- [AIM]: Without the pictures, write out all the lines below exactly as they appear.

- [DATASET RECORDS]:

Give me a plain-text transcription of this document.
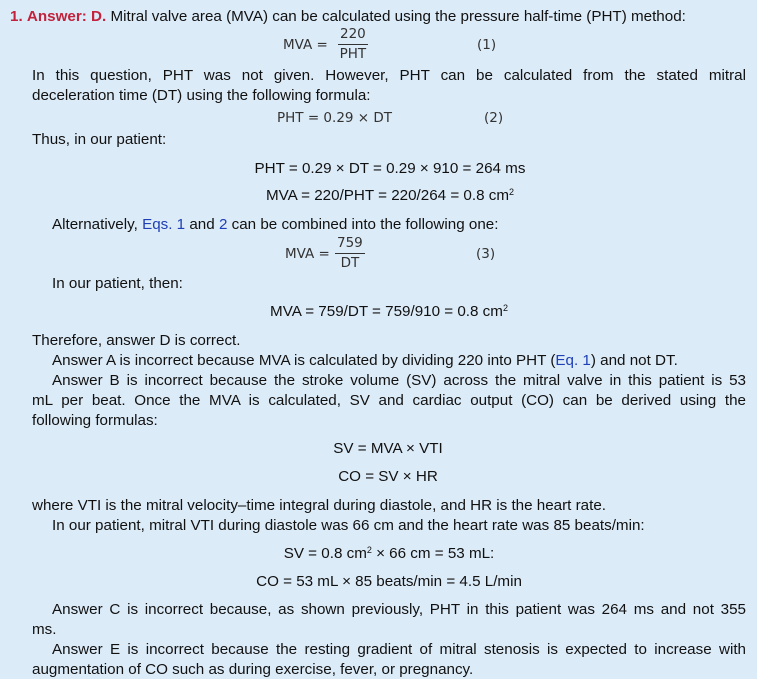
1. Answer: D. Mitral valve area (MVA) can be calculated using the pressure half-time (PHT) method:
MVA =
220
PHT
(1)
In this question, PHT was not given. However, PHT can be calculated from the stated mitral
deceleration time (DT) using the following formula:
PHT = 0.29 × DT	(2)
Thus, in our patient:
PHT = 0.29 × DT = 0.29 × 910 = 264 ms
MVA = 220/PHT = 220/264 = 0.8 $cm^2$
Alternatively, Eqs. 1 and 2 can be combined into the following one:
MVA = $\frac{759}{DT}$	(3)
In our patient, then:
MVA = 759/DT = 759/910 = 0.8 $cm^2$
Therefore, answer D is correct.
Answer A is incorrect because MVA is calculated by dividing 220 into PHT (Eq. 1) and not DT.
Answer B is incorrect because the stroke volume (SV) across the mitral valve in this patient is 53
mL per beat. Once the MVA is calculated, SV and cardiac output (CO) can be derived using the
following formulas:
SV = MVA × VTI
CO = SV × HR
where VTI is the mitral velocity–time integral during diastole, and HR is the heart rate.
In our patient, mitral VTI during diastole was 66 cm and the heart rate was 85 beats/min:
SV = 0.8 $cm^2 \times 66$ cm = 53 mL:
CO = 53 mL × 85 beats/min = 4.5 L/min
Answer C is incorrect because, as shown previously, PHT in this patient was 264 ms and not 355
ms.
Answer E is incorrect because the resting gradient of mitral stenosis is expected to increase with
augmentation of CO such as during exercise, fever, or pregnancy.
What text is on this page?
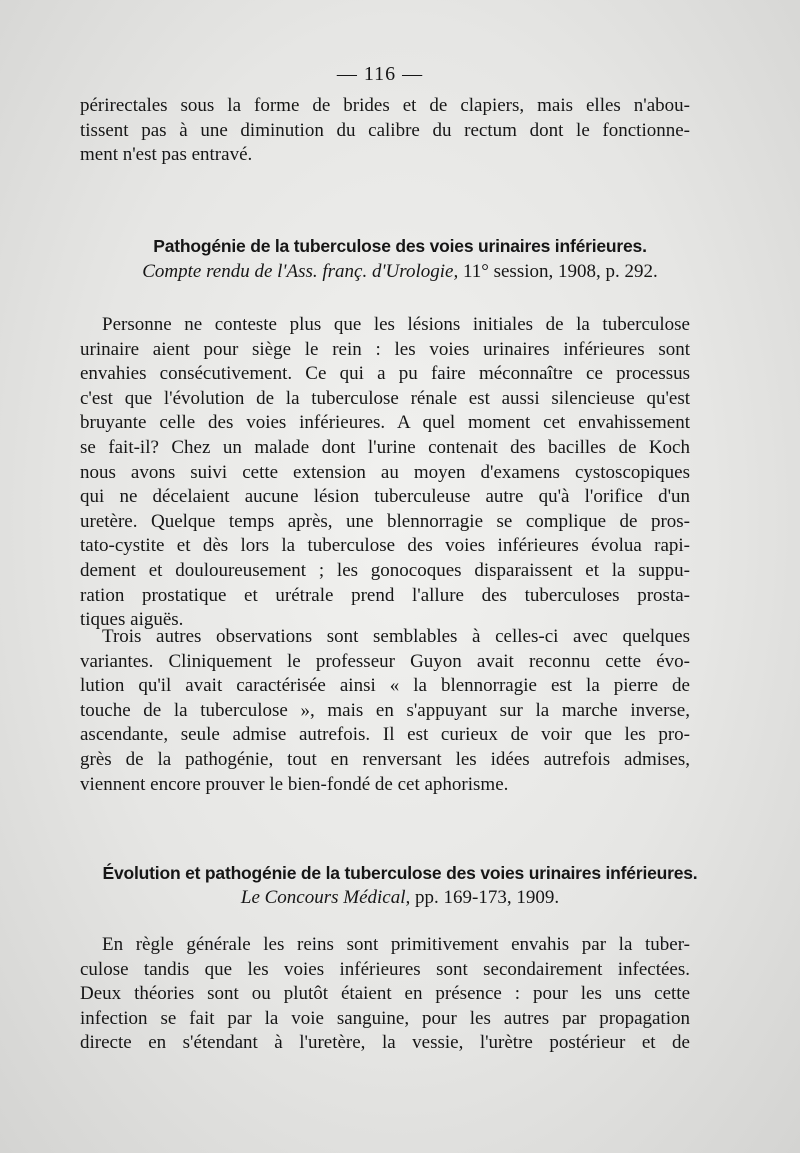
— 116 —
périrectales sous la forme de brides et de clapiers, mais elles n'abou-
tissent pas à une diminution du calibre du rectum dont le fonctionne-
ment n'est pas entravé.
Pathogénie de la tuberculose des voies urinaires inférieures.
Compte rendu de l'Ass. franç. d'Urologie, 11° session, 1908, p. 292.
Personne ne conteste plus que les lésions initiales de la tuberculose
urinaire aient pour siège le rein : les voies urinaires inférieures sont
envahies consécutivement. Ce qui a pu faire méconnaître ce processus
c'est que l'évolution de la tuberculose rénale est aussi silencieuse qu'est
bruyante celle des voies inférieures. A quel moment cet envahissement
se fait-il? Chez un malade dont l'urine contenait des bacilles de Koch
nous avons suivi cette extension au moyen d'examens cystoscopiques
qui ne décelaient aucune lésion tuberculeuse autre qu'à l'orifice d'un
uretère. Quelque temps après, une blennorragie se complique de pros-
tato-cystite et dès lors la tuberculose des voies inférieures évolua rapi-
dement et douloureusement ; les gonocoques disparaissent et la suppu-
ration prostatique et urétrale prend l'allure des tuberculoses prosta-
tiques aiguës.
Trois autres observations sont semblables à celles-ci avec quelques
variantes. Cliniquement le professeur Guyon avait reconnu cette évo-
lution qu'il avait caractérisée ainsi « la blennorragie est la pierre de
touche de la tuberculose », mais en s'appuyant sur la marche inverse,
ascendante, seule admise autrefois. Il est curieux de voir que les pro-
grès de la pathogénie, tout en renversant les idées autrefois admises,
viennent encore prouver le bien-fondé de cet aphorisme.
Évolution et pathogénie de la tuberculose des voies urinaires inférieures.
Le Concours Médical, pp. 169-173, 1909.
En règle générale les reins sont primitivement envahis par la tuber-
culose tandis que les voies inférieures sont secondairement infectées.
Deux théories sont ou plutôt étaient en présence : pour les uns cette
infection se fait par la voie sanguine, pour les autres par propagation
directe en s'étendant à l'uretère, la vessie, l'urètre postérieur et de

- [EXPECTED ANSWER]:
Give me a plain-text transcription of this document.
1. Answer: D. Mitral valve area (MVA) can be calculated using the pressure half-time (PHT) method:
MVA =
220
PHT
(1)
In this question, PHT was not given. However, PHT can be calculated from the stated mitral
deceleration time (DT) using the following formula:
PHT = 0.29 × DT	(2)
Thus, in our patient:
PHT = 0.29 × DT = 0.29 × 910 = 264 ms
MVA = 220/PHT = 220/264 = 0.8 $cm^2$
Alternatively, Eqs. 1 and 2 can be combined into the following one:
MVA = $\frac{759}{DT}$	(3)
In our patient, then:
MVA = 759/DT = 759/910 = 0.8 $cm^2$
Therefore, answer D is correct.
Answer A is incorrect because MVA is calculated by dividing 220 into PHT (Eq. 1) and not DT.
Answer B is incorrect because the stroke volume (SV) across the mitral valve in this patient is 53
mL per beat. Once the MVA is calculated, SV and cardiac output (CO) can be derived using the
following formulas:
SV = MVA × VTI
CO = SV × HR
where VTI is the mitral velocity–time integral during diastole, and HR is the heart rate.
In our patient, mitral VTI during diastole was 66 cm and the heart rate was 85 beats/min:
SV = 0.8 $cm^2 \times 66$ cm = 53 mL:
CO = 53 mL × 85 beats/min = 4.5 L/min
Answer C is incorrect because, as shown previously, PHT in this patient was 264 ms and not 355
ms.
Answer E is incorrect because the resting gradient of mitral stenosis is expected to increase with
augmentation of CO such as during exercise, fever, or pregnancy.
What text is on this page?
— 116 —
périrectales sous la forme de brides et de clapiers, mais elles n'abou-
tissent pas à une diminution du calibre du rectum dont le fonctionne-
ment n'est pas entravé.
Pathogénie de la tuberculose des voies urinaires inférieures.
Compte rendu de l'Ass. franç. d'Urologie, 11° session, 1908, p. 292.
Personne ne conteste plus que les lésions initiales de la tuberculose
urinaire aient pour siège le rein : les voies urinaires inférieures sont
envahies consécutivement. Ce qui a pu faire méconnaître ce processus
c'est que l'évolution de la tuberculose rénale est aussi silencieuse qu'est
bruyante celle des voies inférieures. A quel moment cet envahissement
se fait-il? Chez un malade dont l'urine contenait des bacilles de Koch
nous avons suivi cette extension au moyen d'examens cystoscopiques
qui ne décelaient aucune lésion tuberculeuse autre qu'à l'orifice d'un
uretère. Quelque temps après, une blennorragie se complique de pros-
tato-cystite et dès lors la tuberculose des voies inférieures évolua rapi-
dement et douloureusement ; les gonocoques disparaissent et la suppu-
ration prostatique et urétrale prend l'allure des tuberculoses prosta-
tiques aiguës.
Trois autres observations sont semblables à celles-ci avec quelques
variantes. Cliniquement le professeur Guyon avait reconnu cette évo-
lution qu'il avait caractérisée ainsi « la blennorragie est la pierre de
touche de la tuberculose », mais en s'appuyant sur la marche inverse,
ascendante, seule admise autrefois. Il est curieux de voir que les pro-
grès de la pathogénie, tout en renversant les idées autrefois admises,
viennent encore prouver le bien-fondé de cet aphorisme.
Évolution et pathogénie de la tuberculose des voies urinaires inférieures.
Le Concours Médical, pp. 169-173, 1909.
En règle générale les reins sont primitivement envahis par la tuber-
culose tandis que les voies inférieures sont secondairement infectées.
Deux théories sont ou plutôt étaient en présence : pour les uns cette
infection se fait par la voie sanguine, pour les autres par propagation
directe en s'étendant à l'uretère, la vessie, l'urètre postérieur et de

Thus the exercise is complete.